Present the following data again exactly as it is shown.

### Supplied data
-=-=-=-=-

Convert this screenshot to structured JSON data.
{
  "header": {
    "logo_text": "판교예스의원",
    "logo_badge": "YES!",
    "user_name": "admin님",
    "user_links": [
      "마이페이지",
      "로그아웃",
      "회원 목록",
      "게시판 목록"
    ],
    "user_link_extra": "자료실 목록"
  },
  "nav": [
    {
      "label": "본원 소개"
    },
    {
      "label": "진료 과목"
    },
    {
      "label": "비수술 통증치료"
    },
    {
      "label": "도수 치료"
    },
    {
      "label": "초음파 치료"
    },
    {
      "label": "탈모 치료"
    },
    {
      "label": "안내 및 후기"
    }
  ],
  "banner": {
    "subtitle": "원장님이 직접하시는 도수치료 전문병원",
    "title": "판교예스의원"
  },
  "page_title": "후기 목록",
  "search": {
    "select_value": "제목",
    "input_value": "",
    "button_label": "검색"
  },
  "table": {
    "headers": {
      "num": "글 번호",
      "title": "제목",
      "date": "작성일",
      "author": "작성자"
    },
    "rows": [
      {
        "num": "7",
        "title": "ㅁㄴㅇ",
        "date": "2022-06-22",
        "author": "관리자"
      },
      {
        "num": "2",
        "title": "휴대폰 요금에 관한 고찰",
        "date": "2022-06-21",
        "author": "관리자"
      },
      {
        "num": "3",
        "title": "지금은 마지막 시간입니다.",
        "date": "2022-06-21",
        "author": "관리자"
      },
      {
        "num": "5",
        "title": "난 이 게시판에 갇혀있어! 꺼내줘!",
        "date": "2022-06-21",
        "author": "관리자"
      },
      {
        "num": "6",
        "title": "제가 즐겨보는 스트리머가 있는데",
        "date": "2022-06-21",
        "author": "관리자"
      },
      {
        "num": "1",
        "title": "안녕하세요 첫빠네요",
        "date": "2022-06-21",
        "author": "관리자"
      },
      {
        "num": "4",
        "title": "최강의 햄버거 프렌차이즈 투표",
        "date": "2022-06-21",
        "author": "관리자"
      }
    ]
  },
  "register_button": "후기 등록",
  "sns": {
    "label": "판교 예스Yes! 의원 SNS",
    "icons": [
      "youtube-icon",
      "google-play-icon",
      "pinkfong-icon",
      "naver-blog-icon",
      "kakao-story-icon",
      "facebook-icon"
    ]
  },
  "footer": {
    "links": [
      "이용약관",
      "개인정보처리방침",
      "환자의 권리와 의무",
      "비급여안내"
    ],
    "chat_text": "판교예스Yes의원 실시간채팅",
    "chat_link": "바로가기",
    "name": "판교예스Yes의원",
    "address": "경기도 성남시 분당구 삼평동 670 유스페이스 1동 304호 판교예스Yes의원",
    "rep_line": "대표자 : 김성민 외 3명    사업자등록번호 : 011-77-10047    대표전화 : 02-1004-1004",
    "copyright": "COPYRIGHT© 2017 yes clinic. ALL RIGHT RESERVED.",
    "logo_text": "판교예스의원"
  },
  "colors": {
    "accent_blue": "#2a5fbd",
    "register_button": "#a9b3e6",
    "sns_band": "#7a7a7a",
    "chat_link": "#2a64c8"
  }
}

-=-=-=-=-

### Solution to this task
Convert this screenshot to structured JSON data.
{
  "header": {
    "logo_text": "판교예스의원",
    "logo_badge": "YES!",
    "user_name": "admin님",
    "user_links": [
      "마이페이지",
      "로그아웃",
      "회원 목록",
      "게시판 목록"
    ],
    "user_link_extra": "자료실 목록"
  },
  "nav": [
    {
      "label": "본원 소개"
    },
    {
      "label": "진료 과목"
    },
    {
      "label": "비수술 통증치료"
    },
    {
      "label": "도수 치료"
    },
    {
      "label": "초음파 치료"
    },
    {
      "label": "탈모 치료"
    },
    {
      "label": "안내 및 후기"
    }
  ],
  "banner": {
    "subtitle": "원장님이 직접하시는 도수치료 전문병원",
    "title": "판교예스의원"
  },
  "page_title": "후기 목록",
  "search": {
    "select_value": "제목",
    "input_value": "",
    "button_label": "검색"
  },
  "table": {
    "headers": {
      "num": "글 번호",
      "title": "제목",
      "date": "작성일",
      "author": "작성자"
    },
    "rows": [
      {
        "num": "7",
        "title": "ㅁㄴㅇ",
        "date": "2022-06-22",
        "author": "관리자"
      },
      {
        "num": "2",
        "title": "휴대폰 요금에 관한 고찰",
        "date": "2022-06-21",
        "author": "관리자"
      },
      {
        "num": "3",
        "title": "지금은 마지막 시간입니다.",
        "date": "2022-06-21",
        "author": "관리자"
      },
      {
        "num": "5",
        "title": "난 이 게시판에 갇혀있어! 꺼내줘!",
        "date": "2022-06-21",
        "author": "관리자"
      },
      {
        "num": "6",
        "title": "제가 즐겨보는 스트리머가 있는데",
        "date": "2022-06-21",
        "author": "관리자"
      },
      {
        "num": "1",
        "title": "안녕하세요 첫빠네요",
        "date": "2022-06-21",
        "author": "관리자"
      },
      {
        "num": "4",
        "title": "최강의 햄버거 프렌차이즈 투표",
        "date": "2022-06-21",
        "author": "관리자"
      }
    ]
  },
  "register_button": "후기 등록",
  "sns": {
    "label": "판교 예스Yes! 의원 SNS",
    "icons": [
      "youtube-icon",
      "google-play-icon",
      "pinkfong-icon",
      "naver-blog-icon",
      "kakao-story-icon",
      "facebook-icon"
    ]
  },
  "footer": {
    "links": [
      "이용약관",
      "개인정보처리방침",
      "환자의 권리와 의무",
      "비급여안내"
    ],
    "chat_text": "판교예스Yes의원 실시간채팅",
    "chat_link": "바로가기",
    "name": "판교예스Yes의원",
    "address": "경기도 성남시 분당구 삼평동 670 유스페이스 1동 304호 판교예스Yes의원",
    "rep_line": "대표자 : 김성민 외 3명    사업자등록번호 : 011-77-10047    대표전화 : 02-1004-1004",
    "copyright": "COPYRIGHT© 2017 yes clinic. ALL RIGHT RESERVED.",
    "logo_text": "판교예스의원"
  },
  "colors": {
    "accent_blue": "#2a5fbd",
    "register_button": "#a9b3e6",
    "sns_band": "#7a7a7a",
    "chat_link": "#2a64c8"
  }
}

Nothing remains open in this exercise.